● **Problem statement**: Locate the string "JSON" in the records below. Copy every line where it occurs.

(Items from a dataset)

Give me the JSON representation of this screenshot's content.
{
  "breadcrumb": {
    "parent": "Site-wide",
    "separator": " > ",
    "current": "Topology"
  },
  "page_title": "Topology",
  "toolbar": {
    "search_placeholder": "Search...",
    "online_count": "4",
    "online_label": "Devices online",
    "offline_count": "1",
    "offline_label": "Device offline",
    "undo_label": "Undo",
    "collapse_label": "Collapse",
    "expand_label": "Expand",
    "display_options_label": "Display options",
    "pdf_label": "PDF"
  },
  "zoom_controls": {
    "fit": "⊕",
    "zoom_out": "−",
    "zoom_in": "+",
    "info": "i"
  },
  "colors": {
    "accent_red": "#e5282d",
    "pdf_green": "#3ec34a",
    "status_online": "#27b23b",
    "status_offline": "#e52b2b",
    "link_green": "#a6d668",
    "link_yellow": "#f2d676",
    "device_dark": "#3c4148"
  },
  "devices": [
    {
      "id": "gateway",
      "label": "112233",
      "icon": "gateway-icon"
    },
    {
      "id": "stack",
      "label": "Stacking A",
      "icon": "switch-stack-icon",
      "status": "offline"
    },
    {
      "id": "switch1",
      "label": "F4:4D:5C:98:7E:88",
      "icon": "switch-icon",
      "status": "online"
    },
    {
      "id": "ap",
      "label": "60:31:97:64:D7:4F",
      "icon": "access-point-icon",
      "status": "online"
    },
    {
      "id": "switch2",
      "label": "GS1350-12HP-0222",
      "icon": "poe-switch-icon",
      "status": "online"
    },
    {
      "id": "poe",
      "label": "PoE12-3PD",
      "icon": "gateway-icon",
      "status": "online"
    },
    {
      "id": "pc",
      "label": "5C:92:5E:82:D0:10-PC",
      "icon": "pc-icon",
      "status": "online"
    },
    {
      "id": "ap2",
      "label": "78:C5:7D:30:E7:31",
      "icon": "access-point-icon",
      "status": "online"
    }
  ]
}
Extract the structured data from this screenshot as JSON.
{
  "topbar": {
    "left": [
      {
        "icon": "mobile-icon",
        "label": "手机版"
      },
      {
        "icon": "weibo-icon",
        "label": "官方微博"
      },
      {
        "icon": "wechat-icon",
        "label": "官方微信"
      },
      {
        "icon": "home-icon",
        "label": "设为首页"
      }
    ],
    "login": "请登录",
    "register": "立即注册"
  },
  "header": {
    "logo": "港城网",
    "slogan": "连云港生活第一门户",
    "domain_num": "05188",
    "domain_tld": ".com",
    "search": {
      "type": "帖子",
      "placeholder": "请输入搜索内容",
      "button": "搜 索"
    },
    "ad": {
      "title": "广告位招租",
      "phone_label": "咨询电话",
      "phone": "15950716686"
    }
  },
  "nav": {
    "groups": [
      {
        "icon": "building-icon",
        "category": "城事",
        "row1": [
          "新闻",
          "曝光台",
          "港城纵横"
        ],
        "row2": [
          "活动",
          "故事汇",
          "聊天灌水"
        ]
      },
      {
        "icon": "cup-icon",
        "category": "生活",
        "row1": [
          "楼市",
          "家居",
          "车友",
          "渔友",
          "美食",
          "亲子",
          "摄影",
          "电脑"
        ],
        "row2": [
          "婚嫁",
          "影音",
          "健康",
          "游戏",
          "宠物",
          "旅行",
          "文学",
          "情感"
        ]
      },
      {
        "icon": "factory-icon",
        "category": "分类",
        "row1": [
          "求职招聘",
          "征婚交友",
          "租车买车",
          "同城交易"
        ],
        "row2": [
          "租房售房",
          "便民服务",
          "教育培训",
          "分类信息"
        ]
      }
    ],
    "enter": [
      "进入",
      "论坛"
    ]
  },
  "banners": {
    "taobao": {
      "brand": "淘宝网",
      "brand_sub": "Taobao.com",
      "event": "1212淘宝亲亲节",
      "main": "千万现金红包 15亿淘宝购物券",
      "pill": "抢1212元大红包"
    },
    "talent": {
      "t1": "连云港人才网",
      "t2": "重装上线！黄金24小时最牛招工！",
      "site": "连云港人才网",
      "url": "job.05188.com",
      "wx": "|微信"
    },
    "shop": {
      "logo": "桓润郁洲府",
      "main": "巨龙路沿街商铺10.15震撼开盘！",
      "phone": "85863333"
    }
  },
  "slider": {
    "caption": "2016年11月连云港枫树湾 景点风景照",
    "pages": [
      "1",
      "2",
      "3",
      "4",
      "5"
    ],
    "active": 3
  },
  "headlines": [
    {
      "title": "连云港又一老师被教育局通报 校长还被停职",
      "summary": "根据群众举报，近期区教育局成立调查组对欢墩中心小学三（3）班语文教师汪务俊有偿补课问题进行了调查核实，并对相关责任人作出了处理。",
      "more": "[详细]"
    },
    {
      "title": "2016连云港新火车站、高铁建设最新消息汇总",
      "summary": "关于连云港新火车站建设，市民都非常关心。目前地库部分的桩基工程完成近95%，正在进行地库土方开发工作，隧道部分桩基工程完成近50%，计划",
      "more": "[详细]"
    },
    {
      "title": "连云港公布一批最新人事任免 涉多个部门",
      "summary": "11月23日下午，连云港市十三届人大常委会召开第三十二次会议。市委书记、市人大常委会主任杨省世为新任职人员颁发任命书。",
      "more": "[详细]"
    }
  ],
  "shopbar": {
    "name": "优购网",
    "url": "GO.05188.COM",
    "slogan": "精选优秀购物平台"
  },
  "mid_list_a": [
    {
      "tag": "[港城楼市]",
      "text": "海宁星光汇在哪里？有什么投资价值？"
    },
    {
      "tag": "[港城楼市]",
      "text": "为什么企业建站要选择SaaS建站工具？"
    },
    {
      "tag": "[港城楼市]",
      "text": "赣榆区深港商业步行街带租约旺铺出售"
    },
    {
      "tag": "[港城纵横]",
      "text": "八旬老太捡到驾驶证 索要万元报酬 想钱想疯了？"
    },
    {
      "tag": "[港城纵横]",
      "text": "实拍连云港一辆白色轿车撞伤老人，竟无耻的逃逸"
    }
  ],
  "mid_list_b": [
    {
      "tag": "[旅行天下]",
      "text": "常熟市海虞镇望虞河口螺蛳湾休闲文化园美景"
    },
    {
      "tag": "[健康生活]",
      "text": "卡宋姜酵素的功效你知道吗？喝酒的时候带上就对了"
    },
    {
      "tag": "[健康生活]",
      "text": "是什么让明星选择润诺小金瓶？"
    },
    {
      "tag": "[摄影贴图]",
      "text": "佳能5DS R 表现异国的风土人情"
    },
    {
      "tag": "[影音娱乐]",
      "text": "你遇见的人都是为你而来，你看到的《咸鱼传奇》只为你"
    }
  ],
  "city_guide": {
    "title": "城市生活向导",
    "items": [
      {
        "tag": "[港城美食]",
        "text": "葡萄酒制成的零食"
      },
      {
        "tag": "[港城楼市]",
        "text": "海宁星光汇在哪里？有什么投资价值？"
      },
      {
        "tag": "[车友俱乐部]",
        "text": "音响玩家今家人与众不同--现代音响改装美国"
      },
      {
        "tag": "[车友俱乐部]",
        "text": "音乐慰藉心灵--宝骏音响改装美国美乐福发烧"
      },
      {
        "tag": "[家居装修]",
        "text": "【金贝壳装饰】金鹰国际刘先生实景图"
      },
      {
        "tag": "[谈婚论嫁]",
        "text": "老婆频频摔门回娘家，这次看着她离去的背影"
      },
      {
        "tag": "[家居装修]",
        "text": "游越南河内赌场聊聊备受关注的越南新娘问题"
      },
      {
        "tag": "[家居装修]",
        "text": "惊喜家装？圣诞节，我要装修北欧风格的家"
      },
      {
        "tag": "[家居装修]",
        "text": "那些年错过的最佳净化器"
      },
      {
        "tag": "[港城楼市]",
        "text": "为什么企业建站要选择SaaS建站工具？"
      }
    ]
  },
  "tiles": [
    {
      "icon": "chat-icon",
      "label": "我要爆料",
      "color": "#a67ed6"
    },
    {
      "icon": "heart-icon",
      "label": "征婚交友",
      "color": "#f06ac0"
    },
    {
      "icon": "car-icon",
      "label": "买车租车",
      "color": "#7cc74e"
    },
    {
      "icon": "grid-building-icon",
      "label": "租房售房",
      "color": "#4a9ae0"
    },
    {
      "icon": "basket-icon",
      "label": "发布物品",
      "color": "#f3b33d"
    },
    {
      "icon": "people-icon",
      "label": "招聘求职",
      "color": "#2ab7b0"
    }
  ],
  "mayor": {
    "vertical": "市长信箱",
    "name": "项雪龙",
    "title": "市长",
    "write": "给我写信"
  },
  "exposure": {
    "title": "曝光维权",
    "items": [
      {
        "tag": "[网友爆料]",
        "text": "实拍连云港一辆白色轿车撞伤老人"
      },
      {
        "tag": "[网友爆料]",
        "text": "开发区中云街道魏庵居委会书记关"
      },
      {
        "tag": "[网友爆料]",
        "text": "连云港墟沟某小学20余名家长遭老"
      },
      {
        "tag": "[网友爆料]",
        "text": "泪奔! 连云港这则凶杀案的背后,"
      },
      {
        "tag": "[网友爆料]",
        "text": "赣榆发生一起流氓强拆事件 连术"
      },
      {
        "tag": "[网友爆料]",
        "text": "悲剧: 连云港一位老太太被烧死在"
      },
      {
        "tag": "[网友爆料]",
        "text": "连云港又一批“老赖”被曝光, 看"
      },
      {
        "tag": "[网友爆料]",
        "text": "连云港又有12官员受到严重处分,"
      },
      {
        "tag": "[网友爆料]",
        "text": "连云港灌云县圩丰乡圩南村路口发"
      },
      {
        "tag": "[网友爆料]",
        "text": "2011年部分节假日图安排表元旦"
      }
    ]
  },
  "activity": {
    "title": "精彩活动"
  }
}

● **Solution to the problem**:
Give me the JSON representation of this screenshot's content.
Extract the structured data from this screenshot as JSON.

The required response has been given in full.